══ Available records

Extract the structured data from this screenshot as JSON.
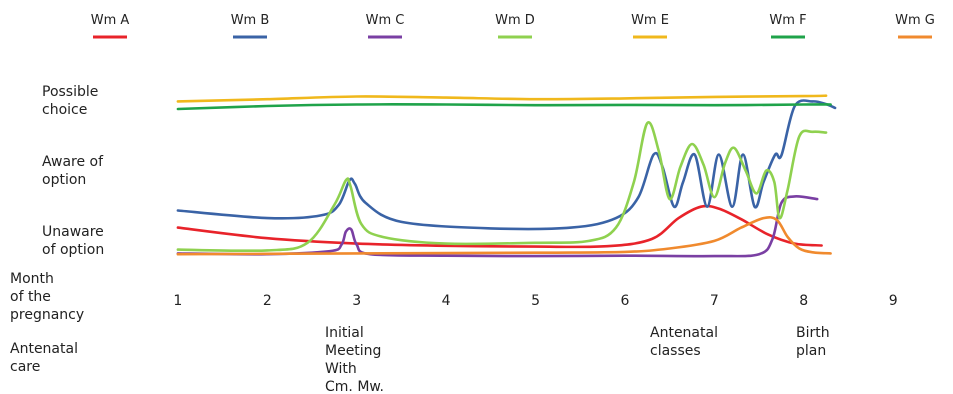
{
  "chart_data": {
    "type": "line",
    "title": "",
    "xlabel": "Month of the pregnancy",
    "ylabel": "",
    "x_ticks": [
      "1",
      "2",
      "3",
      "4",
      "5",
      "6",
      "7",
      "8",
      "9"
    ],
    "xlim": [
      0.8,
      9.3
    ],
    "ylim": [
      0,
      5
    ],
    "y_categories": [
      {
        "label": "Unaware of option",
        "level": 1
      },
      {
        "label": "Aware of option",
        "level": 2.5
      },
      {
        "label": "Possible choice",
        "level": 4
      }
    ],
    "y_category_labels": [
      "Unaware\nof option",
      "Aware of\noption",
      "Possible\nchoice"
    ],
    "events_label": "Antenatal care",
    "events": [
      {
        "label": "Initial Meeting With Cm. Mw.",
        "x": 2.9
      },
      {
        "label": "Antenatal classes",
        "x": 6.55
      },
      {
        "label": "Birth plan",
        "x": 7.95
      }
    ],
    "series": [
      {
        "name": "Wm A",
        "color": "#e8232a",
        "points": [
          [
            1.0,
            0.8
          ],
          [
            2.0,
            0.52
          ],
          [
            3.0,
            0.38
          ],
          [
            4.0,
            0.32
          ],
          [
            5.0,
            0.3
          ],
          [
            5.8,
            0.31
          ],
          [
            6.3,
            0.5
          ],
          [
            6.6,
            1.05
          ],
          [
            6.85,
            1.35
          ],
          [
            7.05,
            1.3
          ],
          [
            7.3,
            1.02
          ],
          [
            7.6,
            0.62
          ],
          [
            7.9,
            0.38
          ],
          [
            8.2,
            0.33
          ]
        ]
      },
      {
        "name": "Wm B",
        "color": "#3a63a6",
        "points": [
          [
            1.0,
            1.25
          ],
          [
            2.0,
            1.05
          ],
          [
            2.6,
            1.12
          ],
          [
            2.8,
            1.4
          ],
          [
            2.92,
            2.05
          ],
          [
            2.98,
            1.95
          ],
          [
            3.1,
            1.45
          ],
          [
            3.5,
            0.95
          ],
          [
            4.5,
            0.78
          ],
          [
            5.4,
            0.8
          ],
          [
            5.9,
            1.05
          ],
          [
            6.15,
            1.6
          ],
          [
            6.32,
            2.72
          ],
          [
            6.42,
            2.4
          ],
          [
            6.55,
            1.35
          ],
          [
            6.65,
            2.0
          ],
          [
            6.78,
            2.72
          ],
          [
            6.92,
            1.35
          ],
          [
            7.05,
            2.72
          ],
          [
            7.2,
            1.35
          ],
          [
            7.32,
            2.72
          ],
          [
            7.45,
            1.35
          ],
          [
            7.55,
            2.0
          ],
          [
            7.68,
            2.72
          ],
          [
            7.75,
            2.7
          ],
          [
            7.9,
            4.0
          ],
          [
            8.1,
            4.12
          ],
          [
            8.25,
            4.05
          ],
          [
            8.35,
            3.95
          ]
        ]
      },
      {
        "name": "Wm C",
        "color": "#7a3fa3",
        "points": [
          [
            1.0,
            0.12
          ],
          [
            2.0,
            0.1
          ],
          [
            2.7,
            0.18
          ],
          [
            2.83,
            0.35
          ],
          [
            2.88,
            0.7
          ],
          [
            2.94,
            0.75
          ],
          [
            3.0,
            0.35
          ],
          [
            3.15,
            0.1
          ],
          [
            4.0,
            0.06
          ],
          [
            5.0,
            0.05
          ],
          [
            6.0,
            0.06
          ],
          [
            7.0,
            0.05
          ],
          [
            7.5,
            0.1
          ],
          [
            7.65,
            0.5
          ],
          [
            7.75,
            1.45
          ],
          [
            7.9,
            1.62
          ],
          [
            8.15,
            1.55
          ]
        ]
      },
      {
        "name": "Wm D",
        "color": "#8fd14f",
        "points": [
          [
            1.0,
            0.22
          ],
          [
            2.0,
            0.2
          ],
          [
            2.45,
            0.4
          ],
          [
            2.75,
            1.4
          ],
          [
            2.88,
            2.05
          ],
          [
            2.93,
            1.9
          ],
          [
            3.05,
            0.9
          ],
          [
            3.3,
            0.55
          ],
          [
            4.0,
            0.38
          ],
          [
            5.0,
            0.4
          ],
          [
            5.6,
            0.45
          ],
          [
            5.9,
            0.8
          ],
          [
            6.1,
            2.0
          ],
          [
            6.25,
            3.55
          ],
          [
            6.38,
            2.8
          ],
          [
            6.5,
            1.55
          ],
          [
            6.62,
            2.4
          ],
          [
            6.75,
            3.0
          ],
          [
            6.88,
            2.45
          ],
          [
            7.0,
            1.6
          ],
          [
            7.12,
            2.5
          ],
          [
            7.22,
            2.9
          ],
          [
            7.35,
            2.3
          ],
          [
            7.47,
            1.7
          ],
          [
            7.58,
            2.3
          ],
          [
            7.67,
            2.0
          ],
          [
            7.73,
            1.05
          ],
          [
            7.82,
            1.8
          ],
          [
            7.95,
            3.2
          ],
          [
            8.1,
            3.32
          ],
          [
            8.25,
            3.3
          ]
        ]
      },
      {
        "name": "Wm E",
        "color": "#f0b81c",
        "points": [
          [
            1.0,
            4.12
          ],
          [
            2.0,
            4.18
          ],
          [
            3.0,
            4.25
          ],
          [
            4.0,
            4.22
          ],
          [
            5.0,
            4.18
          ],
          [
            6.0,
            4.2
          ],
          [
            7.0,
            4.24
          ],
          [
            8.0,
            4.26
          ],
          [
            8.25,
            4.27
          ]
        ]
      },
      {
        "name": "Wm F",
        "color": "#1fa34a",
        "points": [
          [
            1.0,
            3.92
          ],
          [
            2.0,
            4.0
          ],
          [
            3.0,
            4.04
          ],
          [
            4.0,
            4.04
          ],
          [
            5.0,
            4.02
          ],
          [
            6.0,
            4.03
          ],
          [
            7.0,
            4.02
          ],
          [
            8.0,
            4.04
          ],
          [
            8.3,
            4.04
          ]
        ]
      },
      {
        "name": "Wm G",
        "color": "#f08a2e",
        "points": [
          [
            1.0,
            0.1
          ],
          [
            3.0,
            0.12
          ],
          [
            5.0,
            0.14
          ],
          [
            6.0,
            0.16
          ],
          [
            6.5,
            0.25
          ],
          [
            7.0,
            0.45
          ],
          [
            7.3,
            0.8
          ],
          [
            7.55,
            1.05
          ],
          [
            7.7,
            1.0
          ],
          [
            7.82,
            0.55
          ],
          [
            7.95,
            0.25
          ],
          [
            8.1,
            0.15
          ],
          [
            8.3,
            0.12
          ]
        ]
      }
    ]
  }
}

════

- _Task details_: Write out the full listing verbatim, excluding its pictures.

- _Written response_:
Extract the structured data from this screenshot as JSON.
{
  "chart_data": {
    "type": "line",
    "title": "",
    "xlabel": "Month of the pregnancy",
    "ylabel": "",
    "x_ticks": [
      "1",
      "2",
      "3",
      "4",
      "5",
      "6",
      "7",
      "8",
      "9"
    ],
    "xlim": [
      0.8,
      9.3
    ],
    "ylim": [
      0,
      5
    ],
    "y_categories": [
      {
        "label": "Unaware of option",
        "level": 1
      },
      {
        "label": "Aware of option",
        "level": 2.5
      },
      {
        "label": "Possible choice",
        "level": 4
      }
    ],
    "y_category_labels": [
      "Unaware\nof option",
      "Aware of\noption",
      "Possible\nchoice"
    ],
    "events_label": "Antenatal care",
    "events": [
      {
        "label": "Initial Meeting With Cm. Mw.",
        "x": 2.9
      },
      {
        "label": "Antenatal classes",
        "x": 6.55
      },
      {
        "label": "Birth plan",
        "x": 7.95
      }
    ],
    "series": [
      {
        "name": "Wm A",
        "color": "#e8232a",
        "points": [
          [
            1.0,
            0.8
          ],
          [
            2.0,
            0.52
          ],
          [
            3.0,
            0.38
          ],
          [
            4.0,
            0.32
          ],
          [
            5.0,
            0.3
          ],
          [
            5.8,
            0.31
          ],
          [
            6.3,
            0.5
          ],
          [
            6.6,
            1.05
          ],
          [
            6.85,
            1.35
          ],
          [
            7.05,
            1.3
          ],
          [
            7.3,
            1.02
          ],
          [
            7.6,
            0.62
          ],
          [
            7.9,
            0.38
          ],
          [
            8.2,
            0.33
          ]
        ]
      },
      {
        "name": "Wm B",
        "color": "#3a63a6",
        "points": [
          [
            1.0,
            1.25
          ],
          [
            2.0,
            1.05
          ],
          [
            2.6,
            1.12
          ],
          [
            2.8,
            1.4
          ],
          [
            2.92,
            2.05
          ],
          [
            2.98,
            1.95
          ],
          [
            3.1,
            1.45
          ],
          [
            3.5,
            0.95
          ],
          [
            4.5,
            0.78
          ],
          [
            5.4,
            0.8
          ],
          [
            5.9,
            1.05
          ],
          [
            6.15,
            1.6
          ],
          [
            6.32,
            2.72
          ],
          [
            6.42,
            2.4
          ],
          [
            6.55,
            1.35
          ],
          [
            6.65,
            2.0
          ],
          [
            6.78,
            2.72
          ],
          [
            6.92,
            1.35
          ],
          [
            7.05,
            2.72
          ],
          [
            7.2,
            1.35
          ],
          [
            7.32,
            2.72
          ],
          [
            7.45,
            1.35
          ],
          [
            7.55,
            2.0
          ],
          [
            7.68,
            2.72
          ],
          [
            7.75,
            2.7
          ],
          [
            7.9,
            4.0
          ],
          [
            8.1,
            4.12
          ],
          [
            8.25,
            4.05
          ],
          [
            8.35,
            3.95
          ]
        ]
      },
      {
        "name": "Wm C",
        "color": "#7a3fa3",
        "points": [
          [
            1.0,
            0.12
          ],
          [
            2.0,
            0.1
          ],
          [
            2.7,
            0.18
          ],
          [
            2.83,
            0.35
          ],
          [
            2.88,
            0.7
          ],
          [
            2.94,
            0.75
          ],
          [
            3.0,
            0.35
          ],
          [
            3.15,
            0.1
          ],
          [
            4.0,
            0.06
          ],
          [
            5.0,
            0.05
          ],
          [
            6.0,
            0.06
          ],
          [
            7.0,
            0.05
          ],
          [
            7.5,
            0.1
          ],
          [
            7.65,
            0.5
          ],
          [
            7.75,
            1.45
          ],
          [
            7.9,
            1.62
          ],
          [
            8.15,
            1.55
          ]
        ]
      },
      {
        "name": "Wm D",
        "color": "#8fd14f",
        "points": [
          [
            1.0,
            0.22
          ],
          [
            2.0,
            0.2
          ],
          [
            2.45,
            0.4
          ],
          [
            2.75,
            1.4
          ],
          [
            2.88,
            2.05
          ],
          [
            2.93,
            1.9
          ],
          [
            3.05,
            0.9
          ],
          [
            3.3,
            0.55
          ],
          [
            4.0,
            0.38
          ],
          [
            5.0,
            0.4
          ],
          [
            5.6,
            0.45
          ],
          [
            5.9,
            0.8
          ],
          [
            6.1,
            2.0
          ],
          [
            6.25,
            3.55
          ],
          [
            6.38,
            2.8
          ],
          [
            6.5,
            1.55
          ],
          [
            6.62,
            2.4
          ],
          [
            6.75,
            3.0
          ],
          [
            6.88,
            2.45
          ],
          [
            7.0,
            1.6
          ],
          [
            7.12,
            2.5
          ],
          [
            7.22,
            2.9
          ],
          [
            7.35,
            2.3
          ],
          [
            7.47,
            1.7
          ],
          [
            7.58,
            2.3
          ],
          [
            7.67,
            2.0
          ],
          [
            7.73,
            1.05
          ],
          [
            7.82,
            1.8
          ],
          [
            7.95,
            3.2
          ],
          [
            8.1,
            3.32
          ],
          [
            8.25,
            3.3
          ]
        ]
      },
      {
        "name": "Wm E",
        "color": "#f0b81c",
        "points": [
          [
            1.0,
            4.12
          ],
          [
            2.0,
            4.18
          ],
          [
            3.0,
            4.25
          ],
          [
            4.0,
            4.22
          ],
          [
            5.0,
            4.18
          ],
          [
            6.0,
            4.2
          ],
          [
            7.0,
            4.24
          ],
          [
            8.0,
            4.26
          ],
          [
            8.25,
            4.27
          ]
        ]
      },
      {
        "name": "Wm F",
        "color": "#1fa34a",
        "points": [
          [
            1.0,
            3.92
          ],
          [
            2.0,
            4.0
          ],
          [
            3.0,
            4.04
          ],
          [
            4.0,
            4.04
          ],
          [
            5.0,
            4.02
          ],
          [
            6.0,
            4.03
          ],
          [
            7.0,
            4.02
          ],
          [
            8.0,
            4.04
          ],
          [
            8.3,
            4.04
          ]
        ]
      },
      {
        "name": "Wm G",
        "color": "#f08a2e",
        "points": [
          [
            1.0,
            0.1
          ],
          [
            3.0,
            0.12
          ],
          [
            5.0,
            0.14
          ],
          [
            6.0,
            0.16
          ],
          [
            6.5,
            0.25
          ],
          [
            7.0,
            0.45
          ],
          [
            7.3,
            0.8
          ],
          [
            7.55,
            1.05
          ],
          [
            7.7,
            1.0
          ],
          [
            7.82,
            0.55
          ],
          [
            7.95,
            0.25
          ],
          [
            8.1,
            0.15
          ],
          [
            8.3,
            0.12
          ]
        ]
      }
    ]
  }
}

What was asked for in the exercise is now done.